*To do:* Return each line of the records with nothing changed, pictures excepted.

Saved entries
::::

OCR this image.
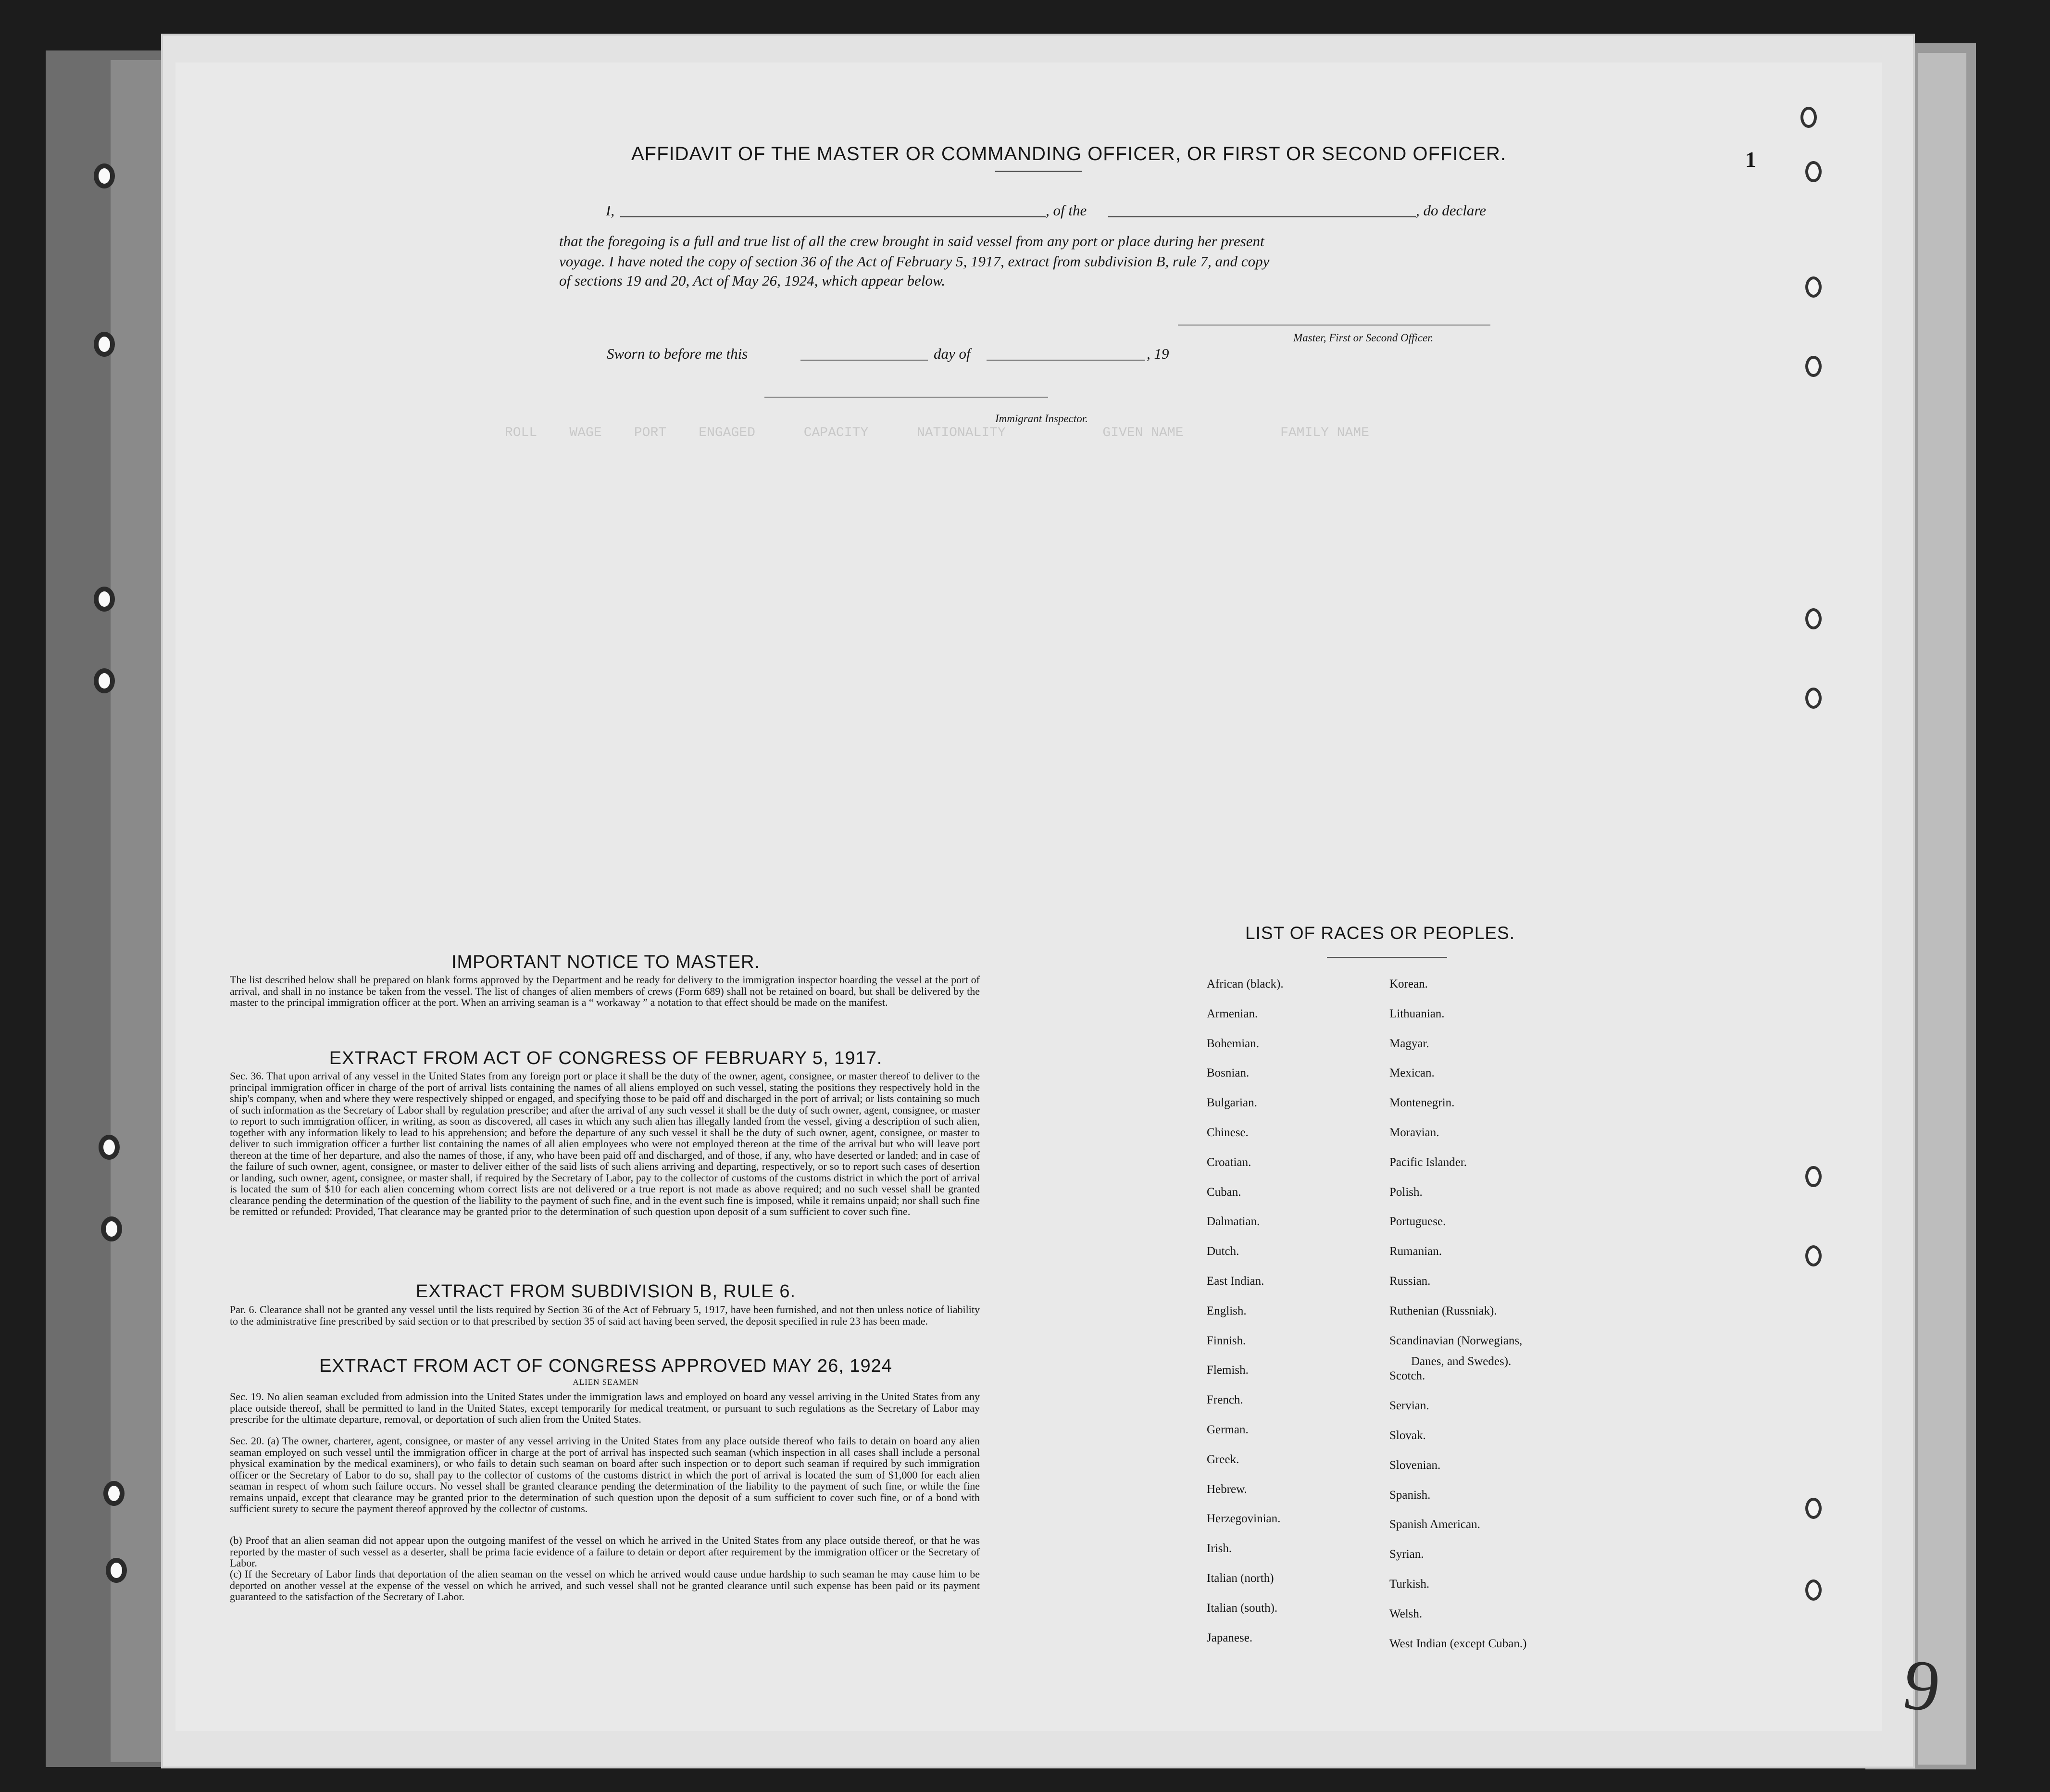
ROLL    WAGE    PORT    ENGAGED      CAPACITY      NATIONALITY            GIVEN NAME            FAMILY NAME
AFFIDAVIT OF THE MASTER OR COMMANDING OFFICER, OR FIRST OR SECOND OFFICER.
I,	, of the	, do declare
that the foregoing is a full and true list of all the crew brought in said vessel from any port or place during her present
voyage. I have noted the copy of section 36 of the Act of February 5, 1917, extract from subdivision B, rule 7, and copy
of sections 19 and 20, Act of May 26, 1924, which appear below.
Master, First or Second Officer.
Sworn to before me this	day of	, 19
Immigrant Inspector.
IMPORTANT NOTICE TO MASTER.
The list described below shall be prepared on blank forms approved by the Department and be ready for delivery to the immigration inspector boarding the vessel at the port of arrival, and shall in no instance be taken from the vessel. The list of changes of alien members of crews (Form 689) shall not be retained on board, but shall be delivered by the master to the principal immigration officer at the port. When an arriving seaman is a “ workaway ” a notation to that effect should be made on the manifest.
EXTRACT FROM ACT OF CONGRESS OF FEBRUARY 5, 1917.
Sec. 36. That upon arrival of any vessel in the United States from any foreign port or place it shall be the duty of the owner, agent, consignee, or master thereof to deliver to the principal immigration officer in charge of the port of arrival lists containing the names of all aliens employed on such vessel, stating the positions they respectively hold in the ship's company, when and where they were respectively shipped or engaged, and specifying those to be paid off and discharged in the port of arrival; or lists containing so much of such information as the Secretary of Labor shall by regulation prescribe; and after the arrival of any such vessel it shall be the duty of such owner, agent, consignee, or master to report to such immigration officer, in writing, as soon as discovered, all cases in which any such alien has illegally landed from the vessel, giving a description of such alien, together with any information likely to lead to his apprehension; and before the departure of any such vessel it shall be the duty of such owner, agent, consignee, or master to deliver to such immigration officer a further list containing the names of all alien employees who were not employed thereon at the time of the arrival but who will leave port thereon at the time of her departure, and also the names of those, if any, who have been paid off and discharged, and of those, if any, who have deserted or landed; and in case of the failure of such owner, agent, consignee, or master to deliver either of the said lists of such aliens arriving and departing, respectively, or so to report such cases of desertion or landing, such owner, agent, consignee, or master shall, if required by the Secretary of Labor, pay to the collector of customs of the customs district in which the port of arrival is located the sum of $10 for each alien concerning whom correct lists are not delivered or a true report is not made as above required; and no such vessel shall be granted clearance pending the determination of the question of the liability to the payment of such fine, and in the event such fine is imposed, while it remains unpaid; nor shall such fine be remitted or refunded: Provided, That clearance may be granted prior to the determination of such question upon deposit of a sum sufficient to cover such fine.
EXTRACT FROM SUBDIVISION B, RULE 6.
Par. 6. Clearance shall not be granted any vessel until the lists required by Section 36 of the Act of February 5, 1917, have been furnished, and not then unless notice of liability to the administrative fine prescribed by said section or to that prescribed by section 35 of said act having been served, the deposit specified in rule 23 has been made.
EXTRACT FROM ACT OF CONGRESS APPROVED MAY 26, 1924
ALIEN SEAMEN
Sec. 19. No alien seaman excluded from admission into the United States under the immigration laws and employed on board any vessel arriving in the United States from any place outside thereof, shall be permitted to land in the United States, except temporarily for medical treatment, or pursuant to such regulations as the Secretary of Labor may prescribe for the ultimate departure, removal, or deportation of such alien from the United States.
Sec. 20. (a) The owner, charterer, agent, consignee, or master of any vessel arriving in the United States from any place outside thereof who fails to detain on board any alien seaman employed on such vessel until the immigration officer in charge at the port of arrival has inspected such seaman (which inspection in all cases shall include a personal physical examination by the medical examiners), or who fails to detain such seaman on board after such inspection or to deport such seaman if required by such immigration officer or the Secretary of Labor to do so, shall pay to the collector of customs of the customs district in which the port of arrival is located the sum of $1,000 for each alien seaman in respect of whom such failure occurs. No vessel shall be granted clearance pending the determination of the liability to the payment of such fine, or while the fine remains unpaid, except that clearance may be granted prior to the determination of such question upon the deposit of a sum sufficient to cover such fine, or of a bond with sufficient surety to secure the payment thereof approved by the collector of customs.
(b) Proof that an alien seaman did not appear upon the outgoing manifest of the vessel on which he arrived in the United States from any place outside thereof, or that he was reported by the master of such vessel as a deserter, shall be prima facie evidence of a failure to detain or deport after requirement by the immigration officer or the Secretary of Labor.
(c) If the Secretary of Labor finds that deportation of the alien seaman on the vessel on which he arrived would cause undue hardship to such seaman he may cause him to be deported on another vessel at the expense of the vessel on which he arrived, and such vessel shall not be granted clearance until such expense has been paid or its payment guaranteed to the satisfaction of the Secretary of Labor.
LIST OF RACES OR PEOPLES.
African (black).
Armenian.
Bohemian.
Bosnian.
Bulgarian.
Chinese.
Croatian.
Cuban.
Dalmatian.
Dutch.
East Indian.
English.
Finnish.
Flemish.
French.
German.
Greek.
Hebrew.
Herzegovinian.
Irish.
Italian (north)
Italian (south).
Japanese.
Korean.
Lithuanian.
Magyar.
Mexican.
Montenegrin.
Moravian.
Pacific Islander.
Polish.
Portuguese.
Rumanian.
Russian.
Ruthenian (Russniak).
Scandinavian (Norwegians,
Scotch.
Servian.
Slovak.
Slovenian.
Spanish.
Spanish American.
Syrian.
Turkish.
Welsh.
West Indian (except Cuban.)
Danes, and Swedes).
1
9
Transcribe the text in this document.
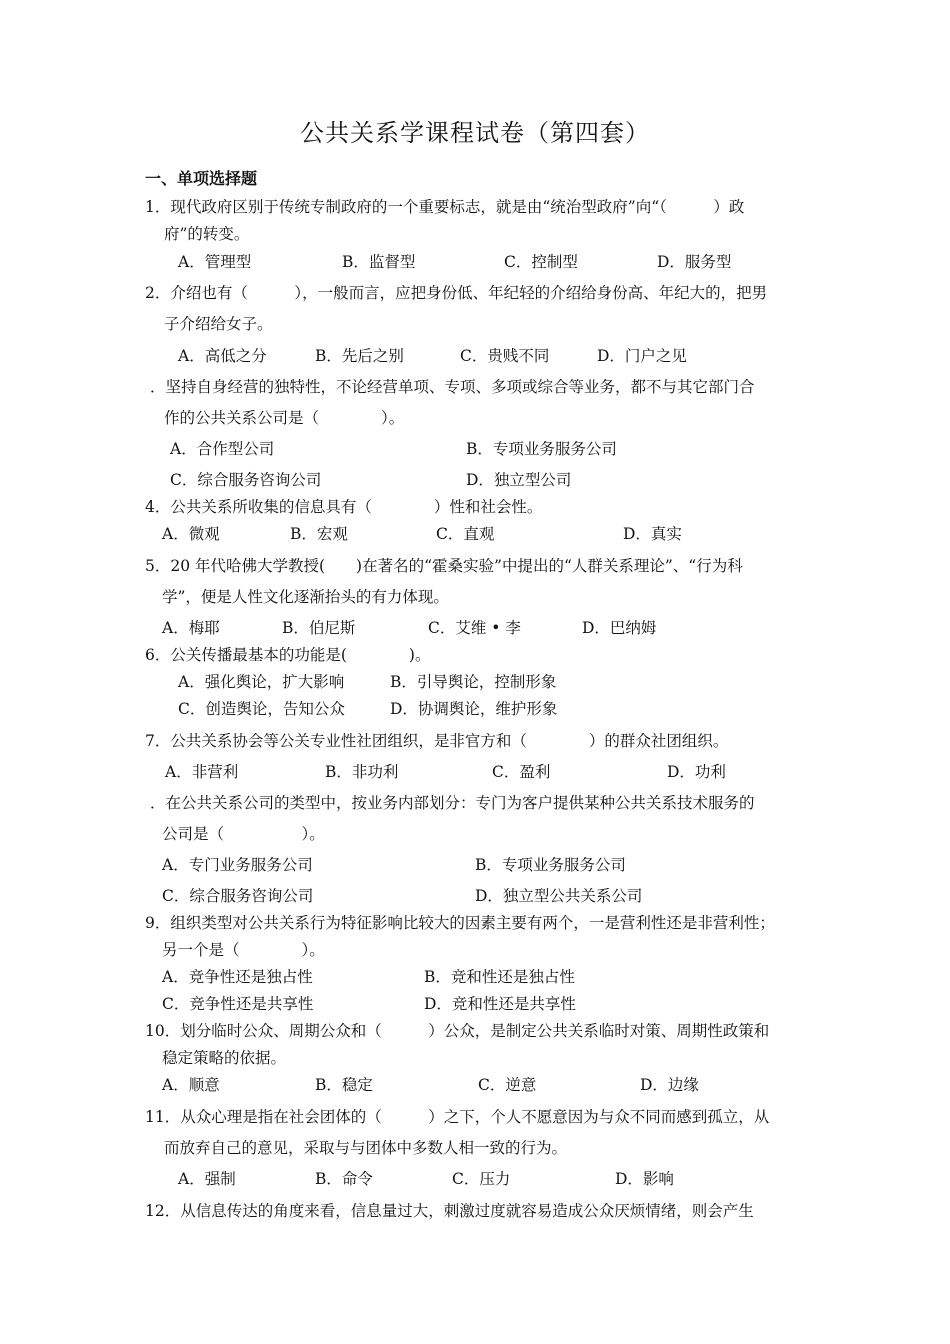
公共关系学课程试卷（第四套）
一、单项选择题
1．现代政府区别于传统专制政府的一个重要标志，就是由“统治型政府”向“（　　　）政
府”的转变。
A．管理型	B．监督型	C．控制型	D．服务型
2．介绍也有（　　　），一般而言，应把身份低、年纪轻的介绍给身份高、年纪大的，把男
子介绍给女子。
A．高低之分	B．先后之别	C．贵贱不同	D．门户之见
．坚持自身经营的独特性，不论经营单项、专项、多项或综合等业务，都不与其它部门合
作的公共关系公司是（　　　　）。
A．合作型公司	B．专项业务服务公司
C．综合服务咨询公司	D．独立型公司
4．公共关系所收集的信息具有（　　　　）性和社会性。
A．微观	B．宏观	C．直观	D．真实
5．20 年代哈佛大学教授(　　)在著名的“霍桑实验”中提出的“人群关系理论”、“行为科
学”，便是人性文化逐渐抬头的有力体现。
A．梅耶	B．伯尼斯	C．艾维 • 李	D．巴纳姆
6．公关传播最基本的功能是(　　　　)。
A．强化舆论，扩大影响	B．引导舆论，控制形象
C．创造舆论，告知公众	D．协调舆论，维护形象
7．公共关系协会等公关专业性社团组织，是非官方和（　　　　）的群众社团组织。
A．非营利	B．非功利	C．盈利	D．功利
．在公共关系公司的类型中，按业务内部划分：专门为客户提供某种公共关系技术服务的
公司是（　　　　　）。
A．专门业务服务公司	B．专项业务服务公司
C．综合服务咨询公司	D．独立型公共关系公司
9．组织类型对公共关系行为特征影响比较大的因素主要有两个，一是营利性还是非营利性；
另一个是（　　　　）。
A．竞争性还是独占性	B．竞和性还是独占性
C．竞争性还是共享性	D．竞和性还是共享性
10．划分临时公众、周期公众和（　　　）公众，是制定公共关系临时对策、周期性政策和
稳定策略的依据。
A．顺意	B．稳定	C．逆意	D．边缘
11．从众心理是指在社会团体的（　　　）之下，个人不愿意因为与众不同而感到孤立，从
而放弃自己的意见，采取与与团体中多数人相一致的行为。
A．强制	B．命令	C．压力	D．影响
12．从信息传达的角度来看，信息量过大，刺激过度就容易造成公众厌烦情绪，则会产生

::::

*Exercise solution:*
OCR this image.
ROLL    WAGE    PORT    ENGAGED      CAPACITY      NATIONALITY            GIVEN NAME            FAMILY NAME
AFFIDAVIT OF THE MASTER OR COMMANDING OFFICER, OR FIRST OR SECOND OFFICER.
I,	, of the	, do declare
that the foregoing is a full and true list of all the crew brought in said vessel from any port or place during her present
voyage. I have noted the copy of section 36 of the Act of February 5, 1917, extract from subdivision B, rule 7, and copy
of sections 19 and 20, Act of May 26, 1924, which appear below.
Master, First or Second Officer.
Sworn to before me this	day of	, 19
Immigrant Inspector.
IMPORTANT NOTICE TO MASTER.
The list described below shall be prepared on blank forms approved by the Department and be ready for delivery to the immigration inspector boarding the vessel at the port of arrival, and shall in no instance be taken from the vessel. The list of changes of alien members of crews (Form 689) shall not be retained on board, but shall be delivered by the master to the principal immigration officer at the port. When an arriving seaman is a “ workaway ” a notation to that effect should be made on the manifest.
EXTRACT FROM ACT OF CONGRESS OF FEBRUARY 5, 1917.
Sec. 36. That upon arrival of any vessel in the United States from any foreign port or place it shall be the duty of the owner, agent, consignee, or master thereof to deliver to the principal immigration officer in charge of the port of arrival lists containing the names of all aliens employed on such vessel, stating the positions they respectively hold in the ship's company, when and where they were respectively shipped or engaged, and specifying those to be paid off and discharged in the port of arrival; or lists containing so much of such information as the Secretary of Labor shall by regulation prescribe; and after the arrival of any such vessel it shall be the duty of such owner, agent, consignee, or master to report to such immigration officer, in writing, as soon as discovered, all cases in which any such alien has illegally landed from the vessel, giving a description of such alien, together with any information likely to lead to his apprehension; and before the departure of any such vessel it shall be the duty of such owner, agent, consignee, or master to deliver to such immigration officer a further list containing the names of all alien employees who were not employed thereon at the time of the arrival but who will leave port thereon at the time of her departure, and also the names of those, if any, who have been paid off and discharged, and of those, if any, who have deserted or landed; and in case of the failure of such owner, agent, consignee, or master to deliver either of the said lists of such aliens arriving and departing, respectively, or so to report such cases of desertion or landing, such owner, agent, consignee, or master shall, if required by the Secretary of Labor, pay to the collector of customs of the customs district in which the port of arrival is located the sum of $10 for each alien concerning whom correct lists are not delivered or a true report is not made as above required; and no such vessel shall be granted clearance pending the determination of the question of the liability to the payment of such fine, and in the event such fine is imposed, while it remains unpaid; nor shall such fine be remitted or refunded: Provided, That clearance may be granted prior to the determination of such question upon deposit of a sum sufficient to cover such fine.
EXTRACT FROM SUBDIVISION B, RULE 6.
Par. 6. Clearance shall not be granted any vessel until the lists required by Section 36 of the Act of February 5, 1917, have been furnished, and not then unless notice of liability to the administrative fine prescribed by said section or to that prescribed by section 35 of said act having been served, the deposit specified in rule 23 has been made.
EXTRACT FROM ACT OF CONGRESS APPROVED MAY 26, 1924
ALIEN SEAMEN
Sec. 19. No alien seaman excluded from admission into the United States under the immigration laws and employed on board any vessel arriving in the United States from any place outside thereof, shall be permitted to land in the United States, except temporarily for medical treatment, or pursuant to such regulations as the Secretary of Labor may prescribe for the ultimate departure, removal, or deportation of such alien from the United States.
Sec. 20. (a) The owner, charterer, agent, consignee, or master of any vessel arriving in the United States from any place outside thereof who fails to detain on board any alien seaman employed on such vessel until the immigration officer in charge at the port of arrival has inspected such seaman (which inspection in all cases shall include a personal physical examination by the medical examiners), or who fails to detain such seaman on board after such inspection or to deport such seaman if required by such immigration officer or the Secretary of Labor to do so, shall pay to the collector of customs of the customs district in which the port of arrival is located the sum of $1,000 for each alien seaman in respect of whom such failure occurs. No vessel shall be granted clearance pending the determination of the liability to the payment of such fine, or while the fine remains unpaid, except that clearance may be granted prior to the determination of such question upon the deposit of a sum sufficient to cover such fine, or of a bond with sufficient surety to secure the payment thereof approved by the collector of customs.
(b) Proof that an alien seaman did not appear upon the outgoing manifest of the vessel on which he arrived in the United States from any place outside thereof, or that he was reported by the master of such vessel as a deserter, shall be prima facie evidence of a failure to detain or deport after requirement by the immigration officer or the Secretary of Labor.
(c) If the Secretary of Labor finds that deportation of the alien seaman on the vessel on which he arrived would cause undue hardship to such seaman he may cause him to be deported on another vessel at the expense of the vessel on which he arrived, and such vessel shall not be granted clearance until such expense has been paid or its payment guaranteed to the satisfaction of the Secretary of Labor.
LIST OF RACES OR PEOPLES.
African (black).
Armenian.
Bohemian.
Bosnian.
Bulgarian.
Chinese.
Croatian.
Cuban.
Dalmatian.
Dutch.
East Indian.
English.
Finnish.
Flemish.
French.
German.
Greek.
Hebrew.
Herzegovinian.
Irish.
Italian (north)
Italian (south).
Japanese.
Korean.
Lithuanian.
Magyar.
Mexican.
Montenegrin.
Moravian.
Pacific Islander.
Polish.
Portuguese.
Rumanian.
Russian.
Ruthenian (Russniak).
Scandinavian (Norwegians,
Scotch.
Servian.
Slovak.
Slovenian.
Spanish.
Spanish American.
Syrian.
Turkish.
Welsh.
West Indian (except Cuban.)
Danes, and Swedes).
1
9
Transcribe the text in this document.
公共关系学课程试卷（第四套）
一、单项选择题
1．现代政府区别于传统专制政府的一个重要标志，就是由“统治型政府”向“（　　　）政
府”的转变。
A．管理型	B．监督型	C．控制型	D．服务型
2．介绍也有（　　　），一般而言，应把身份低、年纪轻的介绍给身份高、年纪大的，把男
子介绍给女子。
A．高低之分	B．先后之别	C．贵贱不同	D．门户之见
．坚持自身经营的独特性，不论经营单项、专项、多项或综合等业务，都不与其它部门合
作的公共关系公司是（　　　　）。
A．合作型公司	B．专项业务服务公司
C．综合服务咨询公司	D．独立型公司
4．公共关系所收集的信息具有（　　　　）性和社会性。
A．微观	B．宏观	C．直观	D．真实
5．20 年代哈佛大学教授(　　)在著名的“霍桑实验”中提出的“人群关系理论”、“行为科
学”，便是人性文化逐渐抬头的有力体现。
A．梅耶	B．伯尼斯	C．艾维 • 李	D．巴纳姆
6．公关传播最基本的功能是(　　　　)。
A．强化舆论，扩大影响	B．引导舆论，控制形象
C．创造舆论，告知公众	D．协调舆论，维护形象
7．公共关系协会等公关专业性社团组织，是非官方和（　　　　）的群众社团组织。
A．非营利	B．非功利	C．盈利	D．功利
．在公共关系公司的类型中，按业务内部划分：专门为客户提供某种公共关系技术服务的
公司是（　　　　　）。
A．专门业务服务公司	B．专项业务服务公司
C．综合服务咨询公司	D．独立型公共关系公司
9．组织类型对公共关系行为特征影响比较大的因素主要有两个，一是营利性还是非营利性；
另一个是（　　　　）。
A．竞争性还是独占性	B．竞和性还是独占性
C．竞争性还是共享性	D．竞和性还是共享性
10．划分临时公众、周期公众和（　　　）公众，是制定公共关系临时对策、周期性政策和
稳定策略的依据。
A．顺意	B．稳定	C．逆意	D．边缘
11．从众心理是指在社会团体的（　　　）之下，个人不愿意因为与众不同而感到孤立，从
而放弃自己的意见，采取与与团体中多数人相一致的行为。
A．强制	B．命令	C．压力	D．影响
12．从信息传达的角度来看，信息量过大，刺激过度就容易造成公众厌烦情绪，则会产生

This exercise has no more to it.